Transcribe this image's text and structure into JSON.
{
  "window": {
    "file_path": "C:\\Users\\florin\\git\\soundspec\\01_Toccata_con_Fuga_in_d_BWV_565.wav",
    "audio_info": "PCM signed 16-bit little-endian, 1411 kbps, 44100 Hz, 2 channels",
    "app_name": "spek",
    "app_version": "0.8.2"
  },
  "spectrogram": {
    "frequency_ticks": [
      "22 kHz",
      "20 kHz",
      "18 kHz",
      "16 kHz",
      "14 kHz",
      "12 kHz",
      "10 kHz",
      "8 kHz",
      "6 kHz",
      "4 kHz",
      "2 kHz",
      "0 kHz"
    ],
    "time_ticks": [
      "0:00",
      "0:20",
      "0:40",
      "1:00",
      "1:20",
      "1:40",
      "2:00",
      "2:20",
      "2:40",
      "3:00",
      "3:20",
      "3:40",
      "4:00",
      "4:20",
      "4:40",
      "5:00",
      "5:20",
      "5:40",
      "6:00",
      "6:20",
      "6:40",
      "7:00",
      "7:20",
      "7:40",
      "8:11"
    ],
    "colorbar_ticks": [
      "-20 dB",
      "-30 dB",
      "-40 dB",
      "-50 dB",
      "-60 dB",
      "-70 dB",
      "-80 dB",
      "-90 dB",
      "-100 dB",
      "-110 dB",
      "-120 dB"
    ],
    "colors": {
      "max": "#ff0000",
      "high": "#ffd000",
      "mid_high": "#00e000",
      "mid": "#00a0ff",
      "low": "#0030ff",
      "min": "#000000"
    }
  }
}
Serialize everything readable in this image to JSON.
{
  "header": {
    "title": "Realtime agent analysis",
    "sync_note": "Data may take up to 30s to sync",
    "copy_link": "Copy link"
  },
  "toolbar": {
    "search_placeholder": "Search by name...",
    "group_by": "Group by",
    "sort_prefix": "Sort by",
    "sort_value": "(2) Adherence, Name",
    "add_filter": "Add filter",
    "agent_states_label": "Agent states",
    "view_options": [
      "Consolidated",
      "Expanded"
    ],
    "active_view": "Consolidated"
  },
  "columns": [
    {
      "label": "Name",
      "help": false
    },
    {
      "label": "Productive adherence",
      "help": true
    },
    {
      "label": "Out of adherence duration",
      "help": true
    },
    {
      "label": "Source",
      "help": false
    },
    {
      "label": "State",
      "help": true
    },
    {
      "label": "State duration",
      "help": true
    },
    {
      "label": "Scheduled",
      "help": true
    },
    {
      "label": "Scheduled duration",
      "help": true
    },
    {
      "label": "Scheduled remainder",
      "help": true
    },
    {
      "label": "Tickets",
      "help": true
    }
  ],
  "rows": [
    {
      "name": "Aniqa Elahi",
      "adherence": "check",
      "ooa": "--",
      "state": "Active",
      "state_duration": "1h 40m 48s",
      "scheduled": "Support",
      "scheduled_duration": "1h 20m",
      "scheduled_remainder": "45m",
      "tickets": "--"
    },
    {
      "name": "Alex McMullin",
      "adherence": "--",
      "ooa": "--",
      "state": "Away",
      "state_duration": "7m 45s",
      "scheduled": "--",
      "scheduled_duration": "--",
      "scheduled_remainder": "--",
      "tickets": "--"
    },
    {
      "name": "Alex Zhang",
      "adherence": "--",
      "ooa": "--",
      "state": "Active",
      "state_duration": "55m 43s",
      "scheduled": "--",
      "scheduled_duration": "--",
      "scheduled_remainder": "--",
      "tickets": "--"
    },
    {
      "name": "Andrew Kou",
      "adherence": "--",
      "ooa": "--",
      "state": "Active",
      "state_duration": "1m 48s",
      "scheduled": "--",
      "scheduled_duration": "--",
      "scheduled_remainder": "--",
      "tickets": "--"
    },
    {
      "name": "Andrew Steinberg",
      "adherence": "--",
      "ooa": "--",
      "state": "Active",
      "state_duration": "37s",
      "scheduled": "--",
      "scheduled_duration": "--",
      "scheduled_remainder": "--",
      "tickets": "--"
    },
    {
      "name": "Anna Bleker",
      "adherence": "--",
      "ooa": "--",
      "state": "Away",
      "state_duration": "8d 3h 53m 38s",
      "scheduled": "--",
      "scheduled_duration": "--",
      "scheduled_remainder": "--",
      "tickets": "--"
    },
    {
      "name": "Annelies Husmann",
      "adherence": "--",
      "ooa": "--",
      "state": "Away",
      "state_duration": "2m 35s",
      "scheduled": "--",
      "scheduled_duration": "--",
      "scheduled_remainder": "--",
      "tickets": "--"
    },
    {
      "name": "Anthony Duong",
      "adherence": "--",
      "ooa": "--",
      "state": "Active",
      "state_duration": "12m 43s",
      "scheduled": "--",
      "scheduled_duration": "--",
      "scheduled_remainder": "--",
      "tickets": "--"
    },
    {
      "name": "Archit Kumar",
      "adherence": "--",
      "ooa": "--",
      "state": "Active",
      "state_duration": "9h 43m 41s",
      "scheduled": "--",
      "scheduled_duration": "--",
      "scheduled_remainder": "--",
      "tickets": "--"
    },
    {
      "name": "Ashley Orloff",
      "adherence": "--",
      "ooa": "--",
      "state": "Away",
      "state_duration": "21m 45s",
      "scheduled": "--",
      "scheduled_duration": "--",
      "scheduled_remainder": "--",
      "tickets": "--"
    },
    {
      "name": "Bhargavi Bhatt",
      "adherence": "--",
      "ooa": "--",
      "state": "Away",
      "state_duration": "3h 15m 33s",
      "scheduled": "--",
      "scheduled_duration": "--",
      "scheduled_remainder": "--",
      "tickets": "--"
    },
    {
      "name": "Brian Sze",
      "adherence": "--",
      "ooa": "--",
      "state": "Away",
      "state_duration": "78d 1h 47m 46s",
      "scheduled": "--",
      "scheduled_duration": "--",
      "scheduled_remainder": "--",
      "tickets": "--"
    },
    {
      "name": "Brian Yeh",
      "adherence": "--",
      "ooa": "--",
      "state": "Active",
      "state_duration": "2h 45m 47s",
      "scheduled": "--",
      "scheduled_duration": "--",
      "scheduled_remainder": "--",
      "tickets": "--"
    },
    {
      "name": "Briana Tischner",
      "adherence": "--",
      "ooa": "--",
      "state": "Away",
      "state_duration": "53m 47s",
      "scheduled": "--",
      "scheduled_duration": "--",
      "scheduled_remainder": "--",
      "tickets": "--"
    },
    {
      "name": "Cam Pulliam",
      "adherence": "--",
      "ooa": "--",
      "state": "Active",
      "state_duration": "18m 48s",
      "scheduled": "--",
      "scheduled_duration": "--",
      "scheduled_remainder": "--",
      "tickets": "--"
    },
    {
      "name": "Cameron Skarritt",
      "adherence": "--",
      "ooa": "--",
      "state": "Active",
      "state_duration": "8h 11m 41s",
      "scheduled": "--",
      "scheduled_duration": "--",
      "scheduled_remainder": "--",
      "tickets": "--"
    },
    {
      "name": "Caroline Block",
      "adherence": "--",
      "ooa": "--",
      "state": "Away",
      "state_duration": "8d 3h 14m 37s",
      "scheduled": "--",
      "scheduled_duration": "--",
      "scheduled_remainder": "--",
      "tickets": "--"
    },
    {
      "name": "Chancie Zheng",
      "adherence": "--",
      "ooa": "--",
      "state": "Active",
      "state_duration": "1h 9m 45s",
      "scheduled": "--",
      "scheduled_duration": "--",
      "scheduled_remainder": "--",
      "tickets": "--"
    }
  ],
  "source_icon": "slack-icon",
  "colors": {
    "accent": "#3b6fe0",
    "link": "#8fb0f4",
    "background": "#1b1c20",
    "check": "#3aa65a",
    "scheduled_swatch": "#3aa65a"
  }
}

» **STATED TASK**
Each record above must be given again exactly.

» **EXERCISE ANSWER**
Transcribe this image's text and structure into JSON.
{
  "window": {
    "file_path": "C:\\Users\\florin\\git\\soundspec\\01_Toccata_con_Fuga_in_d_BWV_565.wav",
    "audio_info": "PCM signed 16-bit little-endian, 1411 kbps, 44100 Hz, 2 channels",
    "app_name": "spek",
    "app_version": "0.8.2"
  },
  "spectrogram": {
    "frequency_ticks": [
      "22 kHz",
      "20 kHz",
      "18 kHz",
      "16 kHz",
      "14 kHz",
      "12 kHz",
      "10 kHz",
      "8 kHz",
      "6 kHz",
      "4 kHz",
      "2 kHz",
      "0 kHz"
    ],
    "time_ticks": [
      "0:00",
      "0:20",
      "0:40",
      "1:00",
      "1:20",
      "1:40",
      "2:00",
      "2:20",
      "2:40",
      "3:00",
      "3:20",
      "3:40",
      "4:00",
      "4:20",
      "4:40",
      "5:00",
      "5:20",
      "5:40",
      "6:00",
      "6:20",
      "6:40",
      "7:00",
      "7:20",
      "7:40",
      "8:11"
    ],
    "colorbar_ticks": [
      "-20 dB",
      "-30 dB",
      "-40 dB",
      "-50 dB",
      "-60 dB",
      "-70 dB",
      "-80 dB",
      "-90 dB",
      "-100 dB",
      "-110 dB",
      "-120 dB"
    ],
    "colors": {
      "max": "#ff0000",
      "high": "#ffd000",
      "mid_high": "#00e000",
      "mid": "#00a0ff",
      "low": "#0030ff",
      "min": "#000000"
    }
  }
}
Serialize everything readable in this image to JSON.
{
  "header": {
    "title": "Realtime agent analysis",
    "sync_note": "Data may take up to 30s to sync",
    "copy_link": "Copy link"
  },
  "toolbar": {
    "search_placeholder": "Search by name...",
    "group_by": "Group by",
    "sort_prefix": "Sort by",
    "sort_value": "(2) Adherence, Name",
    "add_filter": "Add filter",
    "agent_states_label": "Agent states",
    "view_options": [
      "Consolidated",
      "Expanded"
    ],
    "active_view": "Consolidated"
  },
  "columns": [
    {
      "label": "Name",
      "help": false
    },
    {
      "label": "Productive adherence",
      "help": true
    },
    {
      "label": "Out of adherence duration",
      "help": true
    },
    {
      "label": "Source",
      "help": false
    },
    {
      "label": "State",
      "help": true
    },
    {
      "label": "State duration",
      "help": true
    },
    {
      "label": "Scheduled",
      "help": true
    },
    {
      "label": "Scheduled duration",
      "help": true
    },
    {
      "label": "Scheduled remainder",
      "help": true
    },
    {
      "label": "Tickets",
      "help": true
    }
  ],
  "rows": [
    {
      "name": "Aniqa Elahi",
      "adherence": "check",
      "ooa": "--",
      "state": "Active",
      "state_duration": "1h 40m 48s",
      "scheduled": "Support",
      "scheduled_duration": "1h 20m",
      "scheduled_remainder": "45m",
      "tickets": "--"
    },
    {
      "name": "Alex McMullin",
      "adherence": "--",
      "ooa": "--",
      "state": "Away",
      "state_duration": "7m 45s",
      "scheduled": "--",
      "scheduled_duration": "--",
      "scheduled_remainder": "--",
      "tickets": "--"
    },
    {
      "name": "Alex Zhang",
      "adherence": "--",
      "ooa": "--",
      "state": "Active",
      "state_duration": "55m 43s",
      "scheduled": "--",
      "scheduled_duration": "--",
      "scheduled_remainder": "--",
      "tickets": "--"
    },
    {
      "name": "Andrew Kou",
      "adherence": "--",
      "ooa": "--",
      "state": "Active",
      "state_duration": "1m 48s",
      "scheduled": "--",
      "scheduled_duration": "--",
      "scheduled_remainder": "--",
      "tickets": "--"
    },
    {
      "name": "Andrew Steinberg",
      "adherence": "--",
      "ooa": "--",
      "state": "Active",
      "state_duration": "37s",
      "scheduled": "--",
      "scheduled_duration": "--",
      "scheduled_remainder": "--",
      "tickets": "--"
    },
    {
      "name": "Anna Bleker",
      "adherence": "--",
      "ooa": "--",
      "state": "Away",
      "state_duration": "8d 3h 53m 38s",
      "scheduled": "--",
      "scheduled_duration": "--",
      "scheduled_remainder": "--",
      "tickets": "--"
    },
    {
      "name": "Annelies Husmann",
      "adherence": "--",
      "ooa": "--",
      "state": "Away",
      "state_duration": "2m 35s",
      "scheduled": "--",
      "scheduled_duration": "--",
      "scheduled_remainder": "--",
      "tickets": "--"
    },
    {
      "name": "Anthony Duong",
      "adherence": "--",
      "ooa": "--",
      "state": "Active",
      "state_duration": "12m 43s",
      "scheduled": "--",
      "scheduled_duration": "--",
      "scheduled_remainder": "--",
      "tickets": "--"
    },
    {
      "name": "Archit Kumar",
      "adherence": "--",
      "ooa": "--",
      "state": "Active",
      "state_duration": "9h 43m 41s",
      "scheduled": "--",
      "scheduled_duration": "--",
      "scheduled_remainder": "--",
      "tickets": "--"
    },
    {
      "name": "Ashley Orloff",
      "adherence": "--",
      "ooa": "--",
      "state": "Away",
      "state_duration": "21m 45s",
      "scheduled": "--",
      "scheduled_duration": "--",
      "scheduled_remainder": "--",
      "tickets": "--"
    },
    {
      "name": "Bhargavi Bhatt",
      "adherence": "--",
      "ooa": "--",
      "state": "Away",
      "state_duration": "3h 15m 33s",
      "scheduled": "--",
      "scheduled_duration": "--",
      "scheduled_remainder": "--",
      "tickets": "--"
    },
    {
      "name": "Brian Sze",
      "adherence": "--",
      "ooa": "--",
      "state": "Away",
      "state_duration": "78d 1h 47m 46s",
      "scheduled": "--",
      "scheduled_duration": "--",
      "scheduled_remainder": "--",
      "tickets": "--"
    },
    {
      "name": "Brian Yeh",
      "adherence": "--",
      "ooa": "--",
      "state": "Active",
      "state_duration": "2h 45m 47s",
      "scheduled": "--",
      "scheduled_duration": "--",
      "scheduled_remainder": "--",
      "tickets": "--"
    },
    {
      "name": "Briana Tischner",
      "adherence": "--",
      "ooa": "--",
      "state": "Away",
      "state_duration": "53m 47s",
      "scheduled": "--",
      "scheduled_duration": "--",
      "scheduled_remainder": "--",
      "tickets": "--"
    },
    {
      "name": "Cam Pulliam",
      "adherence": "--",
      "ooa": "--",
      "state": "Active",
      "state_duration": "18m 48s",
      "scheduled": "--",
      "scheduled_duration": "--",
      "scheduled_remainder": "--",
      "tickets": "--"
    },
    {
      "name": "Cameron Skarritt",
      "adherence": "--",
      "ooa": "--",
      "state": "Active",
      "state_duration": "8h 11m 41s",
      "scheduled": "--",
      "scheduled_duration": "--",
      "scheduled_remainder": "--",
      "tickets": "--"
    },
    {
      "name": "Caroline Block",
      "adherence": "--",
      "ooa": "--",
      "state": "Away",
      "state_duration": "8d 3h 14m 37s",
      "scheduled": "--",
      "scheduled_duration": "--",
      "scheduled_remainder": "--",
      "tickets": "--"
    },
    {
      "name": "Chancie Zheng",
      "adherence": "--",
      "ooa": "--",
      "state": "Active",
      "state_duration": "1h 9m 45s",
      "scheduled": "--",
      "scheduled_duration": "--",
      "scheduled_remainder": "--",
      "tickets": "--"
    }
  ],
  "source_icon": "slack-icon",
  "colors": {
    "accent": "#3b6fe0",
    "link": "#8fb0f4",
    "background": "#1b1c20",
    "check": "#3aa65a",
    "scheduled_swatch": "#3aa65a"
  }
}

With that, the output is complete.